What to work on -> Count how many lines of the material below have the word "name" and give only the number.
Begin Material for this exercise
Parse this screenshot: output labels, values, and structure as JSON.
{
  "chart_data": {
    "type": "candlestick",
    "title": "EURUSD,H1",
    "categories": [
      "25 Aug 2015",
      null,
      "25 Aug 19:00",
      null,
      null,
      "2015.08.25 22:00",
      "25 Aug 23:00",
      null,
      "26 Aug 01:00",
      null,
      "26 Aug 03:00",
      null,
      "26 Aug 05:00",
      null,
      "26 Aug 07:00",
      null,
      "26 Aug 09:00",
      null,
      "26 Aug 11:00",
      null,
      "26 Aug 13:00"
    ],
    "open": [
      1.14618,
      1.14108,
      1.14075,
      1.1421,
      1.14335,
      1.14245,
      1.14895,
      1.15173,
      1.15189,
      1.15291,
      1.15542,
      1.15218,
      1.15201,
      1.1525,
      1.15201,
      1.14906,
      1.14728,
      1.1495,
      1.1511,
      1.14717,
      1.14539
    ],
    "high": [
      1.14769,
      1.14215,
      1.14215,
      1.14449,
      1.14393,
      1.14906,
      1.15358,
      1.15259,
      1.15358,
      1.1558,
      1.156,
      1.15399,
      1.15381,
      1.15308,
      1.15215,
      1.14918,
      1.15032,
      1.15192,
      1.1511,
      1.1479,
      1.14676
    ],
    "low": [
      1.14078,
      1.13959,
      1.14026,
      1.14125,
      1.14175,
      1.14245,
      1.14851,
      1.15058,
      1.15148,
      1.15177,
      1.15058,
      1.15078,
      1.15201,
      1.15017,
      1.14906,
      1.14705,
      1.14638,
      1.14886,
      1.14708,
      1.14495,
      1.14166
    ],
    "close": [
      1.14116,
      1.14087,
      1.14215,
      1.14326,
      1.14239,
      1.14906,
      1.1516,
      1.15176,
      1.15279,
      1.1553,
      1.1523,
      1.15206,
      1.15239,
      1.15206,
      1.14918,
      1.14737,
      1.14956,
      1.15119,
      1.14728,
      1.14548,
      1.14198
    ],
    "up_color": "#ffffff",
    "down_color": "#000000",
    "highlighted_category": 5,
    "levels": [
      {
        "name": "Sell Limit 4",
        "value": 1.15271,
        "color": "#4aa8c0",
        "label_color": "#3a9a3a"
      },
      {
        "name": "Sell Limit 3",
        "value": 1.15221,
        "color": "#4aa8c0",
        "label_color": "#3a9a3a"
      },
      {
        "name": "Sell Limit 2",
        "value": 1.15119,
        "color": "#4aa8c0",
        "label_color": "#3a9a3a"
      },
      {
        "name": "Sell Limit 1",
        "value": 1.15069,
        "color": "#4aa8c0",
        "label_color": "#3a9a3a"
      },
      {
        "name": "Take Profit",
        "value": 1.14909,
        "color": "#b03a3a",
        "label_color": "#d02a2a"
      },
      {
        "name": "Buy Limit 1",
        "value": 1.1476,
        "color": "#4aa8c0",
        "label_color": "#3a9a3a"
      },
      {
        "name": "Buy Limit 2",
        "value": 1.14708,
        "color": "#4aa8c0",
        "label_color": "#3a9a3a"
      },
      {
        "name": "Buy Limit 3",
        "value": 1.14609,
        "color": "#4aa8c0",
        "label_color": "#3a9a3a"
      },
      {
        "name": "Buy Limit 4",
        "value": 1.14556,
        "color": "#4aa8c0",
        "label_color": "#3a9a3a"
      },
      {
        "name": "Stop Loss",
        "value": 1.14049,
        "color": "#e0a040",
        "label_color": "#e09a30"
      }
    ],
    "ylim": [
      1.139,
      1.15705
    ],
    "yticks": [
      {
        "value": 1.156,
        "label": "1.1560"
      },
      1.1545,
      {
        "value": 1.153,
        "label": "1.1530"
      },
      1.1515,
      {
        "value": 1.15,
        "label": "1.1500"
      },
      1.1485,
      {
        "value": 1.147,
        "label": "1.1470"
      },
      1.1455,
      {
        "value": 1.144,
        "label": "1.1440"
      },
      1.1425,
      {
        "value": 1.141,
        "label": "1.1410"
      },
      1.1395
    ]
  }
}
End Material for this exercise
Written solution -> 10